▶ DATA IN THIS EXERCISE
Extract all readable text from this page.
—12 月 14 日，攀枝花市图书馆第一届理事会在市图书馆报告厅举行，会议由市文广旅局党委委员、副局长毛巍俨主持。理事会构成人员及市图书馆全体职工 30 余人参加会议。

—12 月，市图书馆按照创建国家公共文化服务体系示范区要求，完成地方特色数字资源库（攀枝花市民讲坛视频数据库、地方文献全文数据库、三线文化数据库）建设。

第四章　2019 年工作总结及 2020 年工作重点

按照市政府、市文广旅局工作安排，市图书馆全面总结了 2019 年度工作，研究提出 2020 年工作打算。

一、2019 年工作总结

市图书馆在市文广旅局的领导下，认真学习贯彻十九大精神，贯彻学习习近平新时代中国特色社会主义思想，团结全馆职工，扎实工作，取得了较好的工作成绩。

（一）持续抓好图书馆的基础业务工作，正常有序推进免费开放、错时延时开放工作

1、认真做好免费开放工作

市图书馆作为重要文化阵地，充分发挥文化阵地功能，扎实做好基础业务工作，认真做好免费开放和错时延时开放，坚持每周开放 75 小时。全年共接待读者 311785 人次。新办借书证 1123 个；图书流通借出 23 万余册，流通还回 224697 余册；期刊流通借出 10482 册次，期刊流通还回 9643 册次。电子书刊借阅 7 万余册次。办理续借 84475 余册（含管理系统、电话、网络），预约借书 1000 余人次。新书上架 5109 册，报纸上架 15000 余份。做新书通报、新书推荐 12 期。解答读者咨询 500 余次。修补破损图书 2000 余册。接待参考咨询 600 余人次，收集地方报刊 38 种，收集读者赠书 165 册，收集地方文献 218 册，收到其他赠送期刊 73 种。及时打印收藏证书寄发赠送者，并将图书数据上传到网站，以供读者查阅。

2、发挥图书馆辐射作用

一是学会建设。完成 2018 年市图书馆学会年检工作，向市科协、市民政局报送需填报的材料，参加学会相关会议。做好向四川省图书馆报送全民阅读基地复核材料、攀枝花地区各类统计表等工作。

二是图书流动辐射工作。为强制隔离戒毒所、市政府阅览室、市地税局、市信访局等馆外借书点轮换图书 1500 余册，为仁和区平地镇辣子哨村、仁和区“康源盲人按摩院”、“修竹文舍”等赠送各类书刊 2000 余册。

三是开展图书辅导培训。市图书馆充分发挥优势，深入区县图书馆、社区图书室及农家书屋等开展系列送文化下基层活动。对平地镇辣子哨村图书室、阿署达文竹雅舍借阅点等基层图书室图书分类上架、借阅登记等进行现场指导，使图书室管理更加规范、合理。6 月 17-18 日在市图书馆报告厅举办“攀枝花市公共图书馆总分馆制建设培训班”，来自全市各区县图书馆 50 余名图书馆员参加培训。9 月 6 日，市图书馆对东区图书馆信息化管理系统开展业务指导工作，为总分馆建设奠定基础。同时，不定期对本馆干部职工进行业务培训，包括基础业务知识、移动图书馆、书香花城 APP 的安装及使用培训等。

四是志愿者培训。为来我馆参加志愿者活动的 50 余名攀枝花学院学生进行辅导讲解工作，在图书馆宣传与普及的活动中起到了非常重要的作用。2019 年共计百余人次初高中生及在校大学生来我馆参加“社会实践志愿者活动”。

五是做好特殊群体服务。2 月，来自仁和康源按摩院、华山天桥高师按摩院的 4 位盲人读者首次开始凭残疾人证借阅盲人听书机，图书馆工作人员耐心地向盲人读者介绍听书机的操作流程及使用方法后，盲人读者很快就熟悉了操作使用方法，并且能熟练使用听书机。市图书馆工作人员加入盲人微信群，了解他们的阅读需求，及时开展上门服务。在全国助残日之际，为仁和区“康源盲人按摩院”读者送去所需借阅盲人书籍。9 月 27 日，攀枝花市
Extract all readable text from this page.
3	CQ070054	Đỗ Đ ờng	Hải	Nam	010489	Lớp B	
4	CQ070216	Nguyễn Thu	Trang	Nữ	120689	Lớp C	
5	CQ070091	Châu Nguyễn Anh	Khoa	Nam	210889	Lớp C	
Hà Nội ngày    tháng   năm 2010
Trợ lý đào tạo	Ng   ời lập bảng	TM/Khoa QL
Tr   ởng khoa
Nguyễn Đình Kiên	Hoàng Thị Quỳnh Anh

▶ INSTRUCTIONS FOR THE TASK
Make a copy of each line that contains the string "Nguyễn".

▶ TASK RESPONSE
4	CQ070216	Nguyễn Thu	Trang	Nữ	120689	Lớp C	
5	CQ070091	Châu Nguyễn Anh	Khoa	Nam	210889	Lớp C	
Nguyễn Đình Kiên	Hoàng Thị Quỳnh Anh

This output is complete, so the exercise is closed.